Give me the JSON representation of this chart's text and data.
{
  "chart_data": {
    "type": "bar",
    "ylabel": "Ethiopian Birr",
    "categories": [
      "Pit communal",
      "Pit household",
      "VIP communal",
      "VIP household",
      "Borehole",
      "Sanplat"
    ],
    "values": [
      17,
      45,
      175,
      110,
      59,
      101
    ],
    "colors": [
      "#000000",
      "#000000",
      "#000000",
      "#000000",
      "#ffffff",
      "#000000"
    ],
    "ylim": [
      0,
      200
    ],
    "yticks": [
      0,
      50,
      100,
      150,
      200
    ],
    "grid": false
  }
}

--*--

> **What to do**
Repeat the material in full, exactly as it stands.

> **Result of the exercise**
Give me the JSON representation of this chart's text and data.
{
  "chart_data": {
    "type": "bar",
    "ylabel": "Ethiopian Birr",
    "categories": [
      "Pit communal",
      "Pit household",
      "VIP communal",
      "VIP household",
      "Borehole",
      "Sanplat"
    ],
    "values": [
      17,
      45,
      175,
      110,
      59,
      101
    ],
    "colors": [
      "#000000",
      "#000000",
      "#000000",
      "#000000",
      "#ffffff",
      "#000000"
    ],
    "ylim": [
      0,
      200
    ],
    "yticks": [
      0,
      50,
      100,
      150,
      200
    ],
    "grid": false
  }
}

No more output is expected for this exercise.